** start Data for processing **
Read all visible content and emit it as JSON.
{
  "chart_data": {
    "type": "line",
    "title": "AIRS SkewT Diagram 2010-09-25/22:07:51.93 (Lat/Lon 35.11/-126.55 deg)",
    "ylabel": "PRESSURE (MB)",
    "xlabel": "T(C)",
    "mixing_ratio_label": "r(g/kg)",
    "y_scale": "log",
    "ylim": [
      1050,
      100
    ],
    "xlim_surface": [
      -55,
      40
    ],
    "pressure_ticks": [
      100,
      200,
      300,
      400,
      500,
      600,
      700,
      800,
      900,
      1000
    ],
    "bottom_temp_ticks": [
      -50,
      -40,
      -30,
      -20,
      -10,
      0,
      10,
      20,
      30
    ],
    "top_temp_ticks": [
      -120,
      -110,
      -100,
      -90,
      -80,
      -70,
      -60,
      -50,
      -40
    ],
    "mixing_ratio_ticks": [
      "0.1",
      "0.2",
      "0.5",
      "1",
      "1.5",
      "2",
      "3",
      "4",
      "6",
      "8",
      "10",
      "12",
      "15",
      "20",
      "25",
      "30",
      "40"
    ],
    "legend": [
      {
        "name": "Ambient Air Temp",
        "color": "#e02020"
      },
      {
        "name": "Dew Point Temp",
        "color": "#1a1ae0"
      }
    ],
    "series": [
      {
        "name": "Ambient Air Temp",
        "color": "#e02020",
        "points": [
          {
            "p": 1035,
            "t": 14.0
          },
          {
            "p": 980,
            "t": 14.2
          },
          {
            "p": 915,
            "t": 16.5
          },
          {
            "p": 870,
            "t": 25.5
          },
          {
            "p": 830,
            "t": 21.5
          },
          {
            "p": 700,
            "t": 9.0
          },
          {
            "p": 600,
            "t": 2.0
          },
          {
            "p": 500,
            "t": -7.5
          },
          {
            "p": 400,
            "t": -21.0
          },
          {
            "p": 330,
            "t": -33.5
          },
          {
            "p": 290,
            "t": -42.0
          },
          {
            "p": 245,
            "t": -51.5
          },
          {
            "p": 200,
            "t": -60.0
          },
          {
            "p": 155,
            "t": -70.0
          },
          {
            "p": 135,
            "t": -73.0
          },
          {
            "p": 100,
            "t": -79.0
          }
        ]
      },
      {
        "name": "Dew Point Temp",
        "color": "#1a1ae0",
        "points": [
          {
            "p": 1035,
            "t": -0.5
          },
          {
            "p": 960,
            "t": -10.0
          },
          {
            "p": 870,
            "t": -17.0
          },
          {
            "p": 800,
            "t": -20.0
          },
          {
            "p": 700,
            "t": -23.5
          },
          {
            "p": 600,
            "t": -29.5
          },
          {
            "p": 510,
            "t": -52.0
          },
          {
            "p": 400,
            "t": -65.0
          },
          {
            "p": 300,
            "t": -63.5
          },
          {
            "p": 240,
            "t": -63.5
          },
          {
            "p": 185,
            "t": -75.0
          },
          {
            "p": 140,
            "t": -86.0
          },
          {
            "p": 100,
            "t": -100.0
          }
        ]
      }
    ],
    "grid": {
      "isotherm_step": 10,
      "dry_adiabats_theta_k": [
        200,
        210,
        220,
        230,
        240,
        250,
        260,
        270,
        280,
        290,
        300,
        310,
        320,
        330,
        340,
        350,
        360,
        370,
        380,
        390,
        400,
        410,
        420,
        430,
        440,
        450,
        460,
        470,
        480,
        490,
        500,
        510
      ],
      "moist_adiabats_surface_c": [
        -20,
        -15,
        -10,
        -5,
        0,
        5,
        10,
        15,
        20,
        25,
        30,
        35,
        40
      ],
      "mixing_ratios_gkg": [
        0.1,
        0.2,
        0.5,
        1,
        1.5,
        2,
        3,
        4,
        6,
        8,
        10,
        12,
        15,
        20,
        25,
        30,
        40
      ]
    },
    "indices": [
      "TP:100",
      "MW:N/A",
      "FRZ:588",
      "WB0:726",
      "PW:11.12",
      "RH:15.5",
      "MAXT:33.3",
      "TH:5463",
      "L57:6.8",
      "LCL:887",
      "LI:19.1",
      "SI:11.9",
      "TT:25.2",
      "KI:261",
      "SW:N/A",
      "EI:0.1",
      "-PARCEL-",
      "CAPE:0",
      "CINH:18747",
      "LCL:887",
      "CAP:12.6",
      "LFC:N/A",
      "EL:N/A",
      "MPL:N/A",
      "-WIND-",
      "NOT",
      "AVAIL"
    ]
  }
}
** end Data for processing **
Copy out all of the records above with nothing altered.

(Output of the exercise)
Read all visible content and emit it as JSON.
{
  "chart_data": {
    "type": "line",
    "title": "AIRS SkewT Diagram 2010-09-25/22:07:51.93 (Lat/Lon 35.11/-126.55 deg)",
    "ylabel": "PRESSURE (MB)",
    "xlabel": "T(C)",
    "mixing_ratio_label": "r(g/kg)",
    "y_scale": "log",
    "ylim": [
      1050,
      100
    ],
    "xlim_surface": [
      -55,
      40
    ],
    "pressure_ticks": [
      100,
      200,
      300,
      400,
      500,
      600,
      700,
      800,
      900,
      1000
    ],
    "bottom_temp_ticks": [
      -50,
      -40,
      -30,
      -20,
      -10,
      0,
      10,
      20,
      30
    ],
    "top_temp_ticks": [
      -120,
      -110,
      -100,
      -90,
      -80,
      -70,
      -60,
      -50,
      -40
    ],
    "mixing_ratio_ticks": [
      "0.1",
      "0.2",
      "0.5",
      "1",
      "1.5",
      "2",
      "3",
      "4",
      "6",
      "8",
      "10",
      "12",
      "15",
      "20",
      "25",
      "30",
      "40"
    ],
    "legend": [
      {
        "name": "Ambient Air Temp",
        "color": "#e02020"
      },
      {
        "name": "Dew Point Temp",
        "color": "#1a1ae0"
      }
    ],
    "series": [
      {
        "name": "Ambient Air Temp",
        "color": "#e02020",
        "points": [
          {
            "p": 1035,
            "t": 14.0
          },
          {
            "p": 980,
            "t": 14.2
          },
          {
            "p": 915,
            "t": 16.5
          },
          {
            "p": 870,
            "t": 25.5
          },
          {
            "p": 830,
            "t": 21.5
          },
          {
            "p": 700,
            "t": 9.0
          },
          {
            "p": 600,
            "t": 2.0
          },
          {
            "p": 500,
            "t": -7.5
          },
          {
            "p": 400,
            "t": -21.0
          },
          {
            "p": 330,
            "t": -33.5
          },
          {
            "p": 290,
            "t": -42.0
          },
          {
            "p": 245,
            "t": -51.5
          },
          {
            "p": 200,
            "t": -60.0
          },
          {
            "p": 155,
            "t": -70.0
          },
          {
            "p": 135,
            "t": -73.0
          },
          {
            "p": 100,
            "t": -79.0
          }
        ]
      },
      {
        "name": "Dew Point Temp",
        "color": "#1a1ae0",
        "points": [
          {
            "p": 1035,
            "t": -0.5
          },
          {
            "p": 960,
            "t": -10.0
          },
          {
            "p": 870,
            "t": -17.0
          },
          {
            "p": 800,
            "t": -20.0
          },
          {
            "p": 700,
            "t": -23.5
          },
          {
            "p": 600,
            "t": -29.5
          },
          {
            "p": 510,
            "t": -52.0
          },
          {
            "p": 400,
            "t": -65.0
          },
          {
            "p": 300,
            "t": -63.5
          },
          {
            "p": 240,
            "t": -63.5
          },
          {
            "p": 185,
            "t": -75.0
          },
          {
            "p": 140,
            "t": -86.0
          },
          {
            "p": 100,
            "t": -100.0
          }
        ]
      }
    ],
    "grid": {
      "isotherm_step": 10,
      "dry_adiabats_theta_k": [
        200,
        210,
        220,
        230,
        240,
        250,
        260,
        270,
        280,
        290,
        300,
        310,
        320,
        330,
        340,
        350,
        360,
        370,
        380,
        390,
        400,
        410,
        420,
        430,
        440,
        450,
        460,
        470,
        480,
        490,
        500,
        510
      ],
      "moist_adiabats_surface_c": [
        -20,
        -15,
        -10,
        -5,
        0,
        5,
        10,
        15,
        20,
        25,
        30,
        35,
        40
      ],
      "mixing_ratios_gkg": [
        0.1,
        0.2,
        0.5,
        1,
        1.5,
        2,
        3,
        4,
        6,
        8,
        10,
        12,
        15,
        20,
        25,
        30,
        40
      ]
    },
    "indices": [
      "TP:100",
      "MW:N/A",
      "FRZ:588",
      "WB0:726",
      "PW:11.12",
      "RH:15.5",
      "MAXT:33.3",
      "TH:5463",
      "L57:6.8",
      "LCL:887",
      "LI:19.1",
      "SI:11.9",
      "TT:25.2",
      "KI:261",
      "SW:N/A",
      "EI:0.1",
      "-PARCEL-",
      "CAPE:0",
      "CINH:18747",
      "LCL:887",
      "CAP:12.6",
      "LFC:N/A",
      "EL:N/A",
      "MPL:N/A",
      "-WIND-",
      "NOT",
      "AVAIL"
    ]
  }
}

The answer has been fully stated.